### Raw records
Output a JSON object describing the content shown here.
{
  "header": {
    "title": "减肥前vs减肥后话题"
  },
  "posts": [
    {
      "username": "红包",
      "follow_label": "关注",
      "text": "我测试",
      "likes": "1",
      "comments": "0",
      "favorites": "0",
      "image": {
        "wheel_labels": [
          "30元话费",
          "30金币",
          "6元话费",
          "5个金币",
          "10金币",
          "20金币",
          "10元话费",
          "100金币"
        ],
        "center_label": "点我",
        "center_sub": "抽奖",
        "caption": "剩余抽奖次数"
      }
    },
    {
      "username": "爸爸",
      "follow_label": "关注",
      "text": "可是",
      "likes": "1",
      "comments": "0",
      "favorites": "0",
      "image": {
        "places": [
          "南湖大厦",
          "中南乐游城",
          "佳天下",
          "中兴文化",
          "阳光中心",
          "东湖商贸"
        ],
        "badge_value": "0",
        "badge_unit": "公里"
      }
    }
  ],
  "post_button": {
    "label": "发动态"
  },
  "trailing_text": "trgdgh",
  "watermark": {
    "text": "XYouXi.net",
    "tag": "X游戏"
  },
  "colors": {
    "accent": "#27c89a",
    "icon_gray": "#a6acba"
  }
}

### TASK TO CARRY OUT
Copy out all of the records shown above exactly.

### SOLUTION FOR THIS TASK
Output a JSON object describing the content shown here.
{
  "header": {
    "title": "减肥前vs减肥后话题"
  },
  "posts": [
    {
      "username": "红包",
      "follow_label": "关注",
      "text": "我测试",
      "likes": "1",
      "comments": "0",
      "favorites": "0",
      "image": {
        "wheel_labels": [
          "30元话费",
          "30金币",
          "6元话费",
          "5个金币",
          "10金币",
          "20金币",
          "10元话费",
          "100金币"
        ],
        "center_label": "点我",
        "center_sub": "抽奖",
        "caption": "剩余抽奖次数"
      }
    },
    {
      "username": "爸爸",
      "follow_label": "关注",
      "text": "可是",
      "likes": "1",
      "comments": "0",
      "favorites": "0",
      "image": {
        "places": [
          "南湖大厦",
          "中南乐游城",
          "佳天下",
          "中兴文化",
          "阳光中心",
          "东湖商贸"
        ],
        "badge_value": "0",
        "badge_unit": "公里"
      }
    }
  ],
  "post_button": {
    "label": "发动态"
  },
  "trailing_text": "trgdgh",
  "watermark": {
    "text": "XYouXi.net",
    "tag": "X游戏"
  },
  "colors": {
    "accent": "#27c89a",
    "icon_gray": "#a6acba"
  }
}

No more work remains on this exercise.